• _INSTRUCTION_
Check each line of the records below and collect those that include the word "this".

• _SOURCE RECORDS_
* start *
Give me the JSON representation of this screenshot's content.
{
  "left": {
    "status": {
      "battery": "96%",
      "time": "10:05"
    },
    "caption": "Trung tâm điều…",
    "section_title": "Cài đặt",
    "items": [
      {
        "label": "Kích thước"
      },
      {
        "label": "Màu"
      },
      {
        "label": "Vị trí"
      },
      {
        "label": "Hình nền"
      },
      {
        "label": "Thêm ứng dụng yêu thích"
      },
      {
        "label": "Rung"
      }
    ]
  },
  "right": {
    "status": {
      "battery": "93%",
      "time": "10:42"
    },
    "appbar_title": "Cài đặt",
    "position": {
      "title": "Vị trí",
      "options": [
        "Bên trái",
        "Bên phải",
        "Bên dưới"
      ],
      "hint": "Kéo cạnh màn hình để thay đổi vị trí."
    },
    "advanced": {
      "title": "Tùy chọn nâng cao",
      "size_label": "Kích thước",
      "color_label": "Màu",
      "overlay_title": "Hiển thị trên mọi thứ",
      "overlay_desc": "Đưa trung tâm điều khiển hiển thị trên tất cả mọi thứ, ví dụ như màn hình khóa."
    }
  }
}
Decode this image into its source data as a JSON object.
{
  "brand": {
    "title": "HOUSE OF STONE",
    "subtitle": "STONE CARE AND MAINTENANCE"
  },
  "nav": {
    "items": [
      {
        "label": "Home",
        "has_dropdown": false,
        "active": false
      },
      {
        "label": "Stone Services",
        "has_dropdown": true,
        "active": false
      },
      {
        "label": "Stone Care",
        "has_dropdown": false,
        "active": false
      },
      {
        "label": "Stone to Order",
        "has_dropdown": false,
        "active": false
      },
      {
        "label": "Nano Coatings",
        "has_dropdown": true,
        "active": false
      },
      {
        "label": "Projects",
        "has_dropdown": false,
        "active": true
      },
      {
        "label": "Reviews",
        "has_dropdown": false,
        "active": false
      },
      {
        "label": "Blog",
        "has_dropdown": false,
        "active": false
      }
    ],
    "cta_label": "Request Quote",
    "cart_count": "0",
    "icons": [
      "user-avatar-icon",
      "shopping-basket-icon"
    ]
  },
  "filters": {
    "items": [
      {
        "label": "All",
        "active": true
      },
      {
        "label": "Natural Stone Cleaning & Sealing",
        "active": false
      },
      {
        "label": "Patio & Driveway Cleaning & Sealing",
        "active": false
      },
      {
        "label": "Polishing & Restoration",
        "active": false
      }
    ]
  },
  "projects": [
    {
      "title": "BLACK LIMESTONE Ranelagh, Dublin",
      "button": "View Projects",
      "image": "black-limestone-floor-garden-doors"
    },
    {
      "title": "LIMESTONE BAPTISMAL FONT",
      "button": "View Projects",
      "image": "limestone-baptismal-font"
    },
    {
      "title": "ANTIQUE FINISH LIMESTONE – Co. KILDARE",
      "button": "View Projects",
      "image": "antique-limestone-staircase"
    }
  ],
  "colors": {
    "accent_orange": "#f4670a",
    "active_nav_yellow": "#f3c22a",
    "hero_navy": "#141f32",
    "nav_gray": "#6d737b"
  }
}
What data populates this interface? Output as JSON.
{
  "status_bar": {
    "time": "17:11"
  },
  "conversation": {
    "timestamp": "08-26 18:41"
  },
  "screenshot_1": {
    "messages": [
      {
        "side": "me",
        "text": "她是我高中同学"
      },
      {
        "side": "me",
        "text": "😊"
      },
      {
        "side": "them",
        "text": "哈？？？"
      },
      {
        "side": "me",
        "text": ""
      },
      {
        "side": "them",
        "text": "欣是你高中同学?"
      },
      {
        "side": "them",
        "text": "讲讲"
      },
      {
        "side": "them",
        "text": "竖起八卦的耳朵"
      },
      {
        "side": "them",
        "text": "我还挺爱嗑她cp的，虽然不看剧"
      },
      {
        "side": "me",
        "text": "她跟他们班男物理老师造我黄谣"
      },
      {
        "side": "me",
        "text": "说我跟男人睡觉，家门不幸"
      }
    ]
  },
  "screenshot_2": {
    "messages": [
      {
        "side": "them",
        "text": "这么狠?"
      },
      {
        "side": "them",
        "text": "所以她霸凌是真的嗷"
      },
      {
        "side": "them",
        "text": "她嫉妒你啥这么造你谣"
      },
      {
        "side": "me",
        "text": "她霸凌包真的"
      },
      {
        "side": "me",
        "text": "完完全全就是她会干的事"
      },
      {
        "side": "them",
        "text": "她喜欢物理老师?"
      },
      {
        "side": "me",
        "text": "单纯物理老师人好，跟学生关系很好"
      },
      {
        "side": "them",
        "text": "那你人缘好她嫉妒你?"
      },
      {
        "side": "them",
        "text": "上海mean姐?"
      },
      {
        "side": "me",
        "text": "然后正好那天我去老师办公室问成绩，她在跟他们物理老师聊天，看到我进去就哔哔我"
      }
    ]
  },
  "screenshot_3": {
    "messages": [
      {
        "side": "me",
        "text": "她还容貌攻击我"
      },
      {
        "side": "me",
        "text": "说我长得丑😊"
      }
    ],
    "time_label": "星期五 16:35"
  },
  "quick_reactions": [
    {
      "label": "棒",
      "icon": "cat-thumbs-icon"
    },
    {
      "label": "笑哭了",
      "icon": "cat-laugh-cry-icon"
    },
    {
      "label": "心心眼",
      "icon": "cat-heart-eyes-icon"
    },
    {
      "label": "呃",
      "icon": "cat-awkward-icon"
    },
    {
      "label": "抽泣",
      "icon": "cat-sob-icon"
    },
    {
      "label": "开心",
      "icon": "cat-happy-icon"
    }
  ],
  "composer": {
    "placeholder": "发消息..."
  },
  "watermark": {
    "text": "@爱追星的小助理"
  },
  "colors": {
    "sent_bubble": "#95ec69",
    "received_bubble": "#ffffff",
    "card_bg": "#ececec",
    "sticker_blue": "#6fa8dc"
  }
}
* end *
• _EXERCISE RESULT_
Give me the JSON representation of this screenshot's content.
Decode this image into its source data as a JSON object.
What data populates this interface? Output as JSON.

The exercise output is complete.